*Task statement*
Count every line in the data below where "Ciabatta" occurs, then state that number and nothing more.

*Task input*
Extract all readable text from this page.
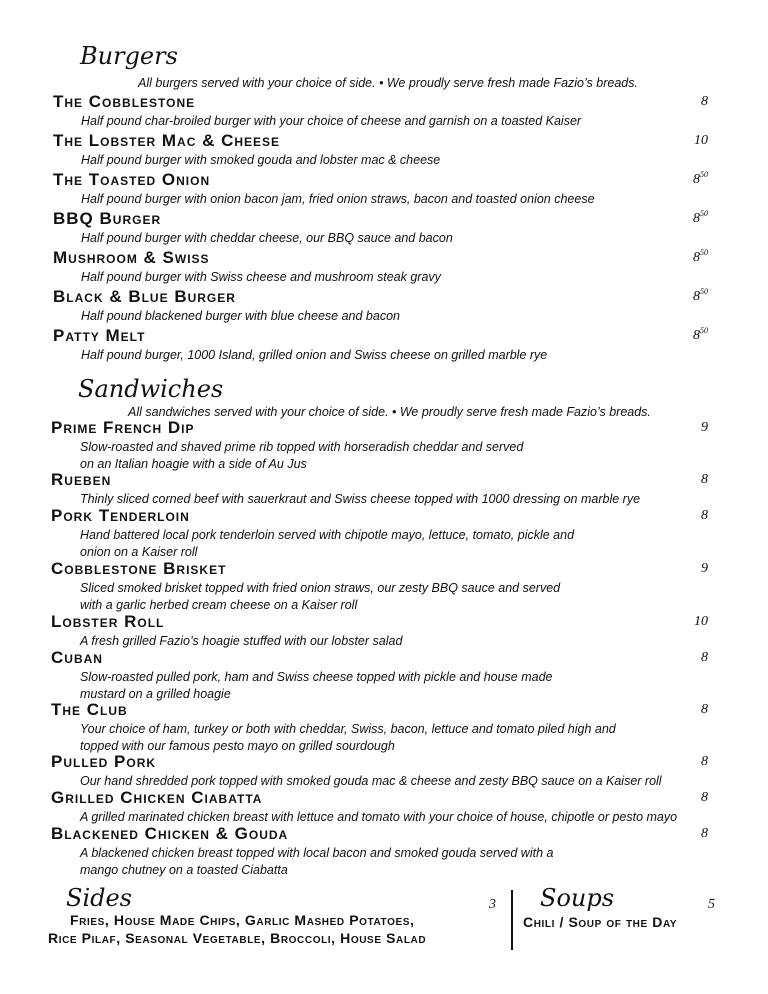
Burgers
All burgers served with your choice of side. • We proudly serve fresh made Fazio’s breads.
The Cobblestone	8
Half pound char-broiled burger with your choice of cheese and garnish on a toasted Kaiser
The Lobster Mac & Cheese	10
Half pound burger with smoked gouda and lobster mac & cheese
The Toasted Onion	$8^{50}$
Half pound burger with onion bacon jam, fried onion straws, bacon and toasted onion cheese
BBQ Burger	$8^{50}$
Half pound burger with cheddar cheese, our BBQ sauce and bacon
Mushroom & Swiss	$8^{50}$
Half pound burger with Swiss cheese and mushroom steak gravy
Black & Blue Burger	$8^{50}$
Half pound blackened burger with blue cheese and bacon
Patty Melt	$8^{50}$
Half pound burger, 1000 Island, grilled onion and Swiss cheese on grilled marble rye
Sandwiches
All sandwiches served with your choice of side. • We proudly serve fresh made Fazio’s breads.
Prime French Dip	9
Slow-roasted and shaved prime rib topped with horseradish cheddar and served
on an Italian hoagie with a side of Au Jus
Rueben	8
Thinly sliced corned beef with sauerkraut and Swiss cheese topped with 1000 dressing on marble rye
Pork Tenderloin	8
Hand battered local pork tenderloin served with chipotle mayo, lettuce, tomato, pickle and
onion on a Kaiser roll
Cobblestone Brisket	9
Sliced smoked brisket topped with fried onion straws, our zesty BBQ sauce and served
with a garlic herbed cream cheese on a Kaiser roll
Lobster Roll	10
A fresh grilled Fazio’s hoagie stuffed with our lobster salad
Cuban	8
Slow-roasted pulled pork, ham and Swiss cheese topped with pickle and house made
mustard on a grilled hoagie
The Club	8
Your choice of ham, turkey or both with cheddar, Swiss, bacon, lettuce and tomato piled high and
topped with our famous pesto mayo on grilled sourdough
Pulled Pork	8
Our hand shredded pork topped with smoked gouda mac & cheese and zesty BBQ sauce on a Kaiser roll
Grilled Chicken Ciabatta	8
A grilled marinated chicken breast with lettuce and tomato with your choice of house, chipotle or pesto mayo
Blackened Chicken & Gouda	8
A blackened chicken breast topped with local bacon and smoked gouda served with a
mango chutney on a toasted Ciabatta
Sides	3
Fries, House Made Chips, Garlic Mashed Potatoes,
Rice Pilaf, Seasonal Vegetable, Broccoli, House Salad
Soups	5
Chili / Soup of the Day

*Result*
2